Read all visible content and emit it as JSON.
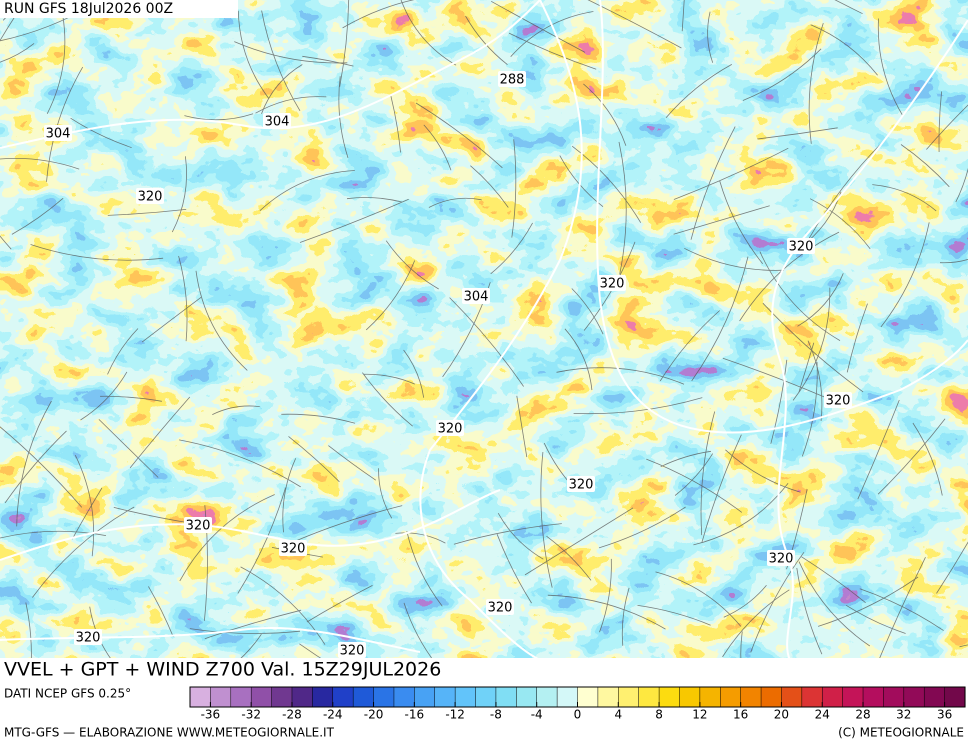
{
  "header": {
    "run": "RUN GFS 18Jul2026 00Z"
  },
  "map": {
    "contour_labels": [
      "288",
      "304",
      "304",
      "320",
      "304",
      "320",
      "320",
      "320",
      "320",
      "320",
      "320",
      "320",
      "320",
      "320",
      "320",
      "320"
    ]
  },
  "title": "VVEL + GPT + WIND Z700 Val. 15Z29JUL2026",
  "source": "DATI NCEP GFS 0.25°",
  "colorbar": {
    "range": [
      -38,
      38
    ],
    "ticks": [
      -36,
      -32,
      -28,
      -24,
      -20,
      -16,
      -12,
      -8,
      -4,
      0,
      4,
      8,
      12,
      16,
      20,
      24,
      28,
      32,
      36
    ],
    "colors": [
      "#d8b0e0",
      "#c090d0",
      "#a870c0",
      "#9050a8",
      "#703890",
      "#502888",
      "#2828a0",
      "#2040c8",
      "#1f5ad8",
      "#2a74e6",
      "#3a8cf0",
      "#48a2f4",
      "#56b4f8",
      "#62c4fa",
      "#70d2f8",
      "#80def4",
      "#98e8f2",
      "#b4f0f2",
      "#d4f8f8",
      "#ffffd0",
      "#fff8a0",
      "#fff070",
      "#fee840",
      "#fcdc10",
      "#f8c800",
      "#f5b400",
      "#f59c00",
      "#f28400",
      "#ec6c00",
      "#e45018",
      "#dc3434",
      "#d02048",
      "#c41458",
      "#b40e5e",
      "#a20c5c",
      "#920a58",
      "#820852",
      "#72084a"
    ]
  },
  "footer": {
    "left": "MTG-GFS — ELABORAZIONE WWW.METEOGIORNALE.IT",
    "right": "(C) METEOGIORNALE"
  }
}
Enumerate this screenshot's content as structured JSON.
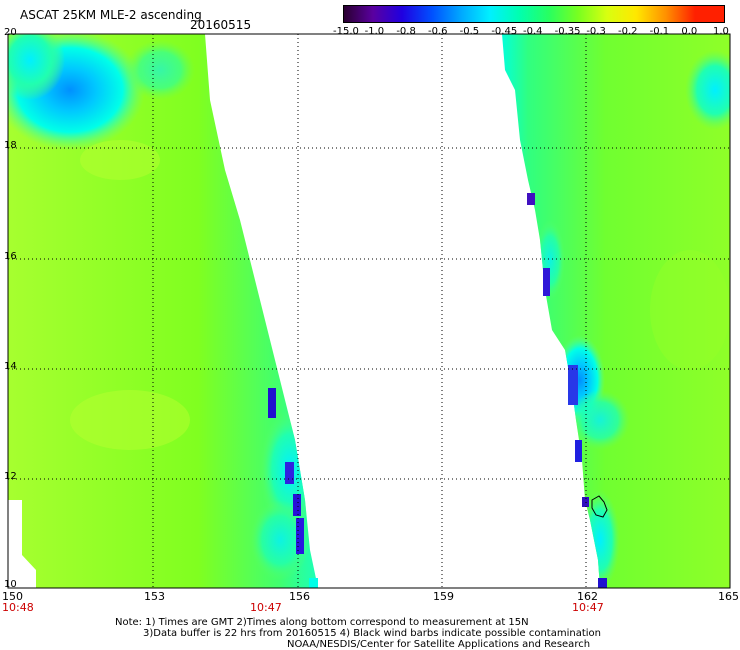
{
  "header": {
    "title": "ASCAT 25KM MLE-2 ascending",
    "date": "20160515"
  },
  "colorbar": {
    "labels": [
      "-15.0",
      "-1.0",
      "-0.8",
      "-0.6",
      "-0.5",
      "-0.45",
      "-0.4",
      "-0.35",
      "-0.3",
      "-0.2",
      "-0.1",
      "0.0",
      "1.0"
    ],
    "colors": [
      "#2a0030",
      "#5a00a0",
      "#2000e0",
      "#0050ff",
      "#00a8ff",
      "#00f0ff",
      "#00ffb0",
      "#28ff60",
      "#78ff20",
      "#d8ff10",
      "#ffe800",
      "#ff9000",
      "#ff2000"
    ]
  },
  "axes": {
    "lon_labels": [
      "150",
      "153",
      "156",
      "159",
      "162",
      "165"
    ],
    "lat_labels": [
      "20",
      "18",
      "16",
      "14",
      "12",
      "10"
    ],
    "time_labels": [
      "10:48",
      "10:47",
      "10:47"
    ]
  },
  "notes": {
    "line1": "Note: 1) Times are GMT 2)Times along bottom correspond to measurement at 15N",
    "line2": "3)Data buffer is 22 hrs from 20160515 4) Black wind barbs indicate possible contamination",
    "line3": "NOAA/NESDIS/Center for Satellite Applications and Research"
  }
}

**Written request:**
Repeat the material above word for word, please, apart from its images.

**Response:**
Read all visible content and emit it as JSON.
{
  "header": {
    "run": "RUN GFS 18Jul2026 00Z"
  },
  "map": {
    "contour_labels": [
      "288",
      "304",
      "304",
      "320",
      "304",
      "320",
      "320",
      "320",
      "320",
      "320",
      "320",
      "320",
      "320",
      "320",
      "320",
      "320"
    ]
  },
  "title": "VVEL + GPT + WIND Z700 Val. 15Z29JUL2026",
  "source": "DATI NCEP GFS 0.25°",
  "colorbar": {
    "range": [
      -38,
      38
    ],
    "ticks": [
      -36,
      -32,
      -28,
      -24,
      -20,
      -16,
      -12,
      -8,
      -4,
      0,
      4,
      8,
      12,
      16,
      20,
      24,
      28,
      32,
      36
    ],
    "colors": [
      "#d8b0e0",
      "#c090d0",
      "#a870c0",
      "#9050a8",
      "#703890",
      "#502888",
      "#2828a0",
      "#2040c8",
      "#1f5ad8",
      "#2a74e6",
      "#3a8cf0",
      "#48a2f4",
      "#56b4f8",
      "#62c4fa",
      "#70d2f8",
      "#80def4",
      "#98e8f2",
      "#b4f0f2",
      "#d4f8f8",
      "#ffffd0",
      "#fff8a0",
      "#fff070",
      "#fee840",
      "#fcdc10",
      "#f8c800",
      "#f5b400",
      "#f59c00",
      "#f28400",
      "#ec6c00",
      "#e45018",
      "#dc3434",
      "#d02048",
      "#c41458",
      "#b40e5e",
      "#a20c5c",
      "#920a58",
      "#820852",
      "#72084a"
    ]
  },
  "footer": {
    "left": "MTG-GFS — ELABORAZIONE WWW.METEOGIORNALE.IT",
    "right": "(C) METEOGIORNALE"
  }
}
Enumerate this screenshot's content as structured JSON.
{
  "header": {
    "title": "ASCAT 25KM MLE-2 ascending",
    "date": "20160515"
  },
  "colorbar": {
    "labels": [
      "-15.0",
      "-1.0",
      "-0.8",
      "-0.6",
      "-0.5",
      "-0.45",
      "-0.4",
      "-0.35",
      "-0.3",
      "-0.2",
      "-0.1",
      "0.0",
      "1.0"
    ],
    "colors": [
      "#2a0030",
      "#5a00a0",
      "#2000e0",
      "#0050ff",
      "#00a8ff",
      "#00f0ff",
      "#00ffb0",
      "#28ff60",
      "#78ff20",
      "#d8ff10",
      "#ffe800",
      "#ff9000",
      "#ff2000"
    ]
  },
  "axes": {
    "lon_labels": [
      "150",
      "153",
      "156",
      "159",
      "162",
      "165"
    ],
    "lat_labels": [
      "20",
      "18",
      "16",
      "14",
      "12",
      "10"
    ],
    "time_labels": [
      "10:48",
      "10:47",
      "10:47"
    ]
  },
  "notes": {
    "line1": "Note: 1) Times are GMT 2)Times along bottom correspond to measurement at 15N",
    "line2": "3)Data buffer is 22 hrs from 20160515 4) Black wind barbs indicate possible contamination",
    "line3": "NOAA/NESDIS/Center for Satellite Applications and Research"
  }
}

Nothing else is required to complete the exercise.